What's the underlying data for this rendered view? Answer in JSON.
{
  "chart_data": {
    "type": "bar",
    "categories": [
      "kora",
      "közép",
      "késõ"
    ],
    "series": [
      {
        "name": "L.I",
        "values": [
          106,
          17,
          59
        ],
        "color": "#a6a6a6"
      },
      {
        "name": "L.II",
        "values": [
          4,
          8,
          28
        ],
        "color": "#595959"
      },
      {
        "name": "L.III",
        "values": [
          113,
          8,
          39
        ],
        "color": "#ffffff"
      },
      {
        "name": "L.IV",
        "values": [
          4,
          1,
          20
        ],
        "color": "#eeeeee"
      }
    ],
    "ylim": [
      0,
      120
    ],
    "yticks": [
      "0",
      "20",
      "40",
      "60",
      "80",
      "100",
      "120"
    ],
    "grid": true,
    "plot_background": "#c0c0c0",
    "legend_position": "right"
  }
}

•••

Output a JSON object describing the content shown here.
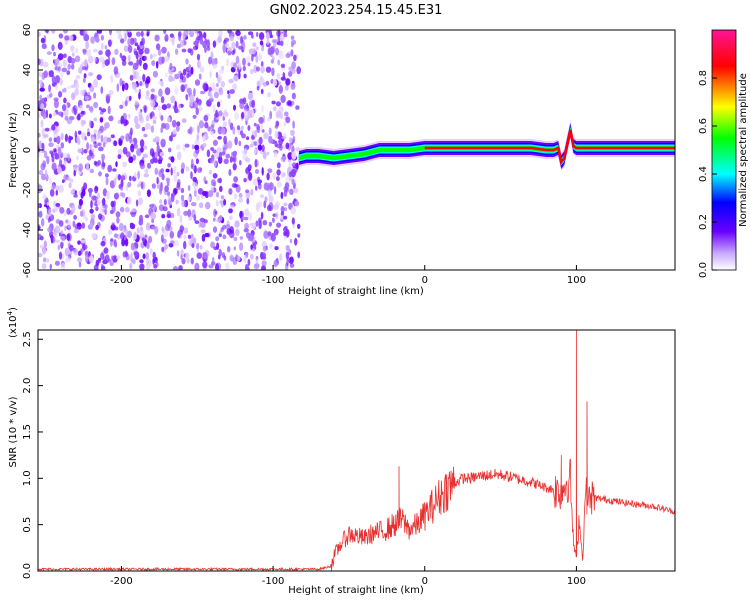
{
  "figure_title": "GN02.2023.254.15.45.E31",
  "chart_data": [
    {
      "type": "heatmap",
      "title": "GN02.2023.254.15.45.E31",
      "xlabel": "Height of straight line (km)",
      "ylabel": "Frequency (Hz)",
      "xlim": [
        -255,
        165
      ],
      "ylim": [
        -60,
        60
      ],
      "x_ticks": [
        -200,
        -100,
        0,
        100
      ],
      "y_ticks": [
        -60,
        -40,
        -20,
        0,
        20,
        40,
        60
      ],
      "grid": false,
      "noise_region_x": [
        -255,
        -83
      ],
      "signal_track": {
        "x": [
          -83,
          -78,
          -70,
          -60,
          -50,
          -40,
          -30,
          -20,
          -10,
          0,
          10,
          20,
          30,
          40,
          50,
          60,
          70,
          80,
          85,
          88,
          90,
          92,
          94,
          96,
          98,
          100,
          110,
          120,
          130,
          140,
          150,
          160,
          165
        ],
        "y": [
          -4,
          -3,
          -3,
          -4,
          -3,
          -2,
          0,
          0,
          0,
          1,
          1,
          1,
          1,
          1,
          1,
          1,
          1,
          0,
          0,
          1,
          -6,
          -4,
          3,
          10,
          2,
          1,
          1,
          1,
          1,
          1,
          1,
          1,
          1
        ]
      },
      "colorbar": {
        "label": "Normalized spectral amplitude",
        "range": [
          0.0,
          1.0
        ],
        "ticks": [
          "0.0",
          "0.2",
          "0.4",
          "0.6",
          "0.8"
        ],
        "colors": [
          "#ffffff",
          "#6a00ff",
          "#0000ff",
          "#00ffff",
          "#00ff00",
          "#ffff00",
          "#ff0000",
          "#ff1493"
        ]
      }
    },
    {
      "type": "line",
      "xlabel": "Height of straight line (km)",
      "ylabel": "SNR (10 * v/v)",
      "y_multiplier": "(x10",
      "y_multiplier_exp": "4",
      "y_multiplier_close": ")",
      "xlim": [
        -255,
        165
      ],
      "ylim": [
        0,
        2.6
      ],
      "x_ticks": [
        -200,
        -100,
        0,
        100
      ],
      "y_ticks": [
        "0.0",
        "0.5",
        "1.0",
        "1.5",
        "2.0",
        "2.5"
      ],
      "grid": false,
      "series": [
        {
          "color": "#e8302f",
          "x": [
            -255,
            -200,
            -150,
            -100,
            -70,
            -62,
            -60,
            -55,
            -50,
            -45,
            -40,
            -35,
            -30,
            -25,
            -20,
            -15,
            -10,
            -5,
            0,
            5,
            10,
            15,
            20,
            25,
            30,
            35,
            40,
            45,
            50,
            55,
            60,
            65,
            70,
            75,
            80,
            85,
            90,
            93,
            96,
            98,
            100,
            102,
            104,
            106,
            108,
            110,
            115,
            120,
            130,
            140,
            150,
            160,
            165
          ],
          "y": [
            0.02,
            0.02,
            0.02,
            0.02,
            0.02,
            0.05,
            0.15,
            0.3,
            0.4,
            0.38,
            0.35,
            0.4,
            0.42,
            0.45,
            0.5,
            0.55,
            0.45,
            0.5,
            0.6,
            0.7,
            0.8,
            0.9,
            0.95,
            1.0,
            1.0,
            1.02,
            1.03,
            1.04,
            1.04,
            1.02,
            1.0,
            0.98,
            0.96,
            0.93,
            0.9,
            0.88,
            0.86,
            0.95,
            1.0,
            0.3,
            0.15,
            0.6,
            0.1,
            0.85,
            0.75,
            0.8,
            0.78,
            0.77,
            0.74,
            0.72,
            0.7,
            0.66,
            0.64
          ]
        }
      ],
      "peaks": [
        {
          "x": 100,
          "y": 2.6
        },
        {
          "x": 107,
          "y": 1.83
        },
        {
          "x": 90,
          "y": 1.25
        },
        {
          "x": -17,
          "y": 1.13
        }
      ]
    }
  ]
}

•••

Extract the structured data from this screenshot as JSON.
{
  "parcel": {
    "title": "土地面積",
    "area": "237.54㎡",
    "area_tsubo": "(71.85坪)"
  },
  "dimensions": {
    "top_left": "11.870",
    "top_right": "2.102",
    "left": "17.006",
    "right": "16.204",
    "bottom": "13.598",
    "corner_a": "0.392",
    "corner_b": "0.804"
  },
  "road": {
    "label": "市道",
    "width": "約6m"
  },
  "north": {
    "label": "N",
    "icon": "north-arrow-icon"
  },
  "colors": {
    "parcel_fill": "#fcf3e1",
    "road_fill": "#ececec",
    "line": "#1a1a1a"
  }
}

•••

YOUR OBJECTIVE: Scan the lines for the string "ylabel". Copy out each line that matches.

CORRECT RESULT:
      "ylabel": "Frequency (Hz)",
      "ylabel": "SNR (10 * v/v)",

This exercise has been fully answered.